---- Material supplied

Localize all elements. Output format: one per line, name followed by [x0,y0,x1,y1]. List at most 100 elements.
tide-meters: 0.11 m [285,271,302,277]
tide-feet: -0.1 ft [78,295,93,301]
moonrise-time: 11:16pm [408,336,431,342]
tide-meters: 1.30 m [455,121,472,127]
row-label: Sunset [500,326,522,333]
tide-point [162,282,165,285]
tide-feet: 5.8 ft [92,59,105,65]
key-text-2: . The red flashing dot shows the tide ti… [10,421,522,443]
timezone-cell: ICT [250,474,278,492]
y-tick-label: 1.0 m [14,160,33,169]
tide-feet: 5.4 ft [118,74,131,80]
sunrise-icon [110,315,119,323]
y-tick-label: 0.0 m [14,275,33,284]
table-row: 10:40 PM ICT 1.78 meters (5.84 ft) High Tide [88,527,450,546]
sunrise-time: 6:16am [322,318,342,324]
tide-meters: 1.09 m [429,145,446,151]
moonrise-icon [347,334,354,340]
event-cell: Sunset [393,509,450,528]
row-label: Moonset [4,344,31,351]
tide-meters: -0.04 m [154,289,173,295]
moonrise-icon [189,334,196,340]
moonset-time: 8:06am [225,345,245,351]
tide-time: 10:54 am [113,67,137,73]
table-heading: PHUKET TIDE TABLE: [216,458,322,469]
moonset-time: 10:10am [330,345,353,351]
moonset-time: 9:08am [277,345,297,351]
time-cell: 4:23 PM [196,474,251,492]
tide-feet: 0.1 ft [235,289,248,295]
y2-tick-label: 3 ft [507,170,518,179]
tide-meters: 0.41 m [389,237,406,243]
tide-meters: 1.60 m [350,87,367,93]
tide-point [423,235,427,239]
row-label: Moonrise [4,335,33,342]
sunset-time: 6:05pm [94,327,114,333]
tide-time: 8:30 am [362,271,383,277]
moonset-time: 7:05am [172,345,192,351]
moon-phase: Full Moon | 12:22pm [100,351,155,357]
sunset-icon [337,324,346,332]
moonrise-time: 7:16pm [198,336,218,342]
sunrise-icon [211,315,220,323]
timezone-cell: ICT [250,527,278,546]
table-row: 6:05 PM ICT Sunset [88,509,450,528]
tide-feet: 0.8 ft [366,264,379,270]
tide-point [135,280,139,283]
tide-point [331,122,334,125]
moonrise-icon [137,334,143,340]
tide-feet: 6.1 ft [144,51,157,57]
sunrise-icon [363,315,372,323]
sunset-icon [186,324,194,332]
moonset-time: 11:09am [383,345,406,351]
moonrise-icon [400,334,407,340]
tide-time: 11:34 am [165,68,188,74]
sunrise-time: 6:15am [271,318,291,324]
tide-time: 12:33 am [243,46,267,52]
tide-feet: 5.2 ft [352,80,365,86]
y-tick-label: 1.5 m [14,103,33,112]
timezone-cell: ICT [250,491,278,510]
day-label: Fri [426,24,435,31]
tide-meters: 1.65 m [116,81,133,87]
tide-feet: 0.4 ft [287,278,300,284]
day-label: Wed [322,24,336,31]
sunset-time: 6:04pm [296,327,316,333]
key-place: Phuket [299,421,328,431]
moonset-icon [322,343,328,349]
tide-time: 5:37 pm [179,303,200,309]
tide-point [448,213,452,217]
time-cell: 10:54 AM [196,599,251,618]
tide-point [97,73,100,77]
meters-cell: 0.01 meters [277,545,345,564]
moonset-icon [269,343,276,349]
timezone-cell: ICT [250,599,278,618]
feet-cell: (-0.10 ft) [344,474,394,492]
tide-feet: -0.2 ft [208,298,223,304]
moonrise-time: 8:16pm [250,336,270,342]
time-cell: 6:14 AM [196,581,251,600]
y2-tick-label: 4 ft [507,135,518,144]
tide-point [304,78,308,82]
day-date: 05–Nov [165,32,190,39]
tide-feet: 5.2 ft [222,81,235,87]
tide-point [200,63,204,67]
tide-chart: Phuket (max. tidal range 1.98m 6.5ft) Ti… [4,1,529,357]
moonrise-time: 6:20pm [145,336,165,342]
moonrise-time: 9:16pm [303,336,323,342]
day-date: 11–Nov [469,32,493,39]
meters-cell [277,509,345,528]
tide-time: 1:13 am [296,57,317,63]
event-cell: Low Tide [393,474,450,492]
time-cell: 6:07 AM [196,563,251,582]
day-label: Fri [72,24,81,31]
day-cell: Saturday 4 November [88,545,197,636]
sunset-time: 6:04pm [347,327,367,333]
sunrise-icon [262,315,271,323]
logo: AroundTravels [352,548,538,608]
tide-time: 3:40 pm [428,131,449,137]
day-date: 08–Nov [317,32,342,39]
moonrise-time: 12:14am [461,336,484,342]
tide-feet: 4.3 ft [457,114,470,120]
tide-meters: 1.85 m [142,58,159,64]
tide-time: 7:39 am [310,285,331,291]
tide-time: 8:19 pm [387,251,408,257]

--------

Brief
Can you give the rows above as a JSON list of strings, one string per line, with blank lines left out?

Task answer
[
  "Localize all elements. Output format: one per line, name followed by [x0,y0,x1,y1]. List at most 100 elements.",
  "tide-meters: 0.11 m [285,271,302,277]",
  "tide-feet: -0.1 ft [78,295,93,301]",
  "moonrise-time: 11:16pm [408,336,431,342]",
  "tide-meters: 1.30 m [455,121,472,127]",
  "row-label: Sunset [500,326,522,333]",
  "tide-point [162,282,165,285]",
  "tide-feet: 5.8 ft [92,59,105,65]",
  "key-text-2: . The red flashing dot shows the tide ti… [10,421,522,443]",
  "timezone-cell: ICT [250,474,278,492]",
  "y-tick-label: 1.0 m [14,160,33,169]",
  "tide-feet: 5.4 ft [118,74,131,80]",
  "sunrise-icon [110,315,119,323]",
  "y-tick-label: 0.0 m [14,275,33,284]",
  "table-row: 10:40 PM ICT 1.78 meters (5.84 ft) High Tide [88,527,450,546]",
  "sunrise-time: 6:16am [322,318,342,324]",
  "tide-meters: 1.09 m [429,145,446,151]",
  "moonrise-icon [347,334,354,340]",
  "event-cell: Sunset [393,509,450,528]",
  "row-label: Moonset [4,344,31,351]",
  "tide-meters: -0.04 m [154,289,173,295]",
  "moonrise-icon [189,334,196,340]",
  "moonset-time: 8:06am [225,345,245,351]",
  "tide-time: 10:54 am [113,67,137,73]",
  "table-heading: PHUKET TIDE TABLE: [216,458,322,469]",
  "moonset-time: 10:10am [330,345,353,351]",
  "moonset-time: 9:08am [277,345,297,351]",
  "time-cell: 4:23 PM [196,474,251,492]",
  "tide-feet: 0.1 ft [235,289,248,295]",
  "y2-tick-label: 3 ft [507,170,518,179]",
  "tide-meters: 0.41 m [389,237,406,243]",
  "tide-meters: 1.60 m [350,87,367,93]",
  "tide-point [423,235,427,239]",
  "row-label: Moonrise [4,335,33,342]",
  "sunset-time: 6:05pm [94,327,114,333]",
  "tide-time: 8:30 am [362,271,383,277]",
  "moonset-time: 7:05am [172,345,192,351]",
  "moon-phase: Full Moon | 12:22pm [100,351,155,357]",
  "sunset-icon [337,324,346,332]",
  "moonrise-time: 7:16pm [198,336,218,342]",
  "sunrise-icon [211,315,220,323]",
  "timezone-cell: ICT [250,527,278,546]",
  "table-row: 6:05 PM ICT Sunset [88,509,450,528]",
  "tide-feet: 0.8 ft [366,264,379,270]",
  "tide-point [135,280,139,283]",
  "tide-point [331,122,334,125]",
  "moonrise-icon [137,334,143,340]",
  "tide-feet: 6.1 ft [144,51,157,57]",
  "sunrise-icon [363,315,372,323]",
  "sunset-icon [186,324,194,332]",
  "moonset-time: 11:09am [383,345,406,351]",
  "moonrise-icon [400,334,407,340]",
  "tide-time: 11:34 am [165,68,188,74]",
  "sunrise-time: 6:15am [271,318,291,324]",
  "tide-time: 12:33 am [243,46,267,52]",
  "tide-feet: 5.2 ft [352,80,365,86]",
  "y-tick-label: 1.5 m [14,103,33,112]",
  "timezone-cell: ICT [250,491,278,510]",
  "day-label: Fri [426,24,435,31]",
  "tide-meters: 1.65 m [116,81,133,87]",
  "tide-feet: 0.4 ft [287,278,300,284]",
  "day-label: Wed [322,24,336,31]",
  "sunset-time: 6:04pm [296,327,316,333]",
  "key-place: Phuket [299,421,328,431]",
  "moonset-icon [322,343,328,349]",
  "tide-time: 5:37 pm [179,303,200,309]",
  "tide-point [448,213,452,217]",
  "time-cell: 10:54 AM [196,599,251,618]",
  "tide-point [97,73,100,77]",
  "meters-cell: 0.01 meters [277,545,345,564]",
  "moonset-icon [269,343,276,349]",
  "timezone-cell: ICT [250,599,278,618]",
  "feet-cell: (-0.10 ft) [344,474,394,492]",
  "tide-feet: -0.2 ft [208,298,223,304]",
  "moonrise-time: 8:16pm [250,336,270,342]",
  "time-cell: 6:14 AM [196,581,251,600]",
  "y2-tick-label: 4 ft [507,135,518,144]",
  "tide-point [304,78,308,82]",
  "day-date: 05–Nov [165,32,190,39]",
  "tide-feet: 5.2 ft [222,81,235,87]",
  "tide-point [200,63,204,67]",
  "tide-chart: Phuket (max. tidal range 1.98m 6.5ft) Ti… [4,1,529,357]",
  "moonrise-time: 6:20pm [145,336,165,342]",
  "moonrise-time: 9:16pm [303,336,323,342]",
  "day-date: 11–Nov [469,32,493,39]",
  "meters-cell [277,509,345,528]",
  "tide-time: 1:13 am [296,57,317,63]",
  "event-cell: Low Tide [393,474,450,492]",
  "time-cell: 6:07 AM [196,563,251,582]",
  "day-label: Fri [72,24,81,31]",
  "day-cell: Saturday 4 November [88,545,197,636]",
  "sunset-time: 6:04pm [347,327,367,333]",
  "sunrise-icon [262,315,271,323]",
  "logo: AroundTravels [352,548,538,608]",
  "tide-time: 3:40 pm [428,131,449,137]",
  "day-date: 08–Nov [317,32,342,39]",
  "moonrise-time: 12:14am [461,336,484,342]",
  "tide-feet: 4.3 ft [457,114,470,120]",
  "tide-meters: 1.85 m [142,58,159,64]",
  "tide-time: 7:39 am [310,285,331,291]",
  "tide-time: 8:19 pm [387,251,408,257]"
]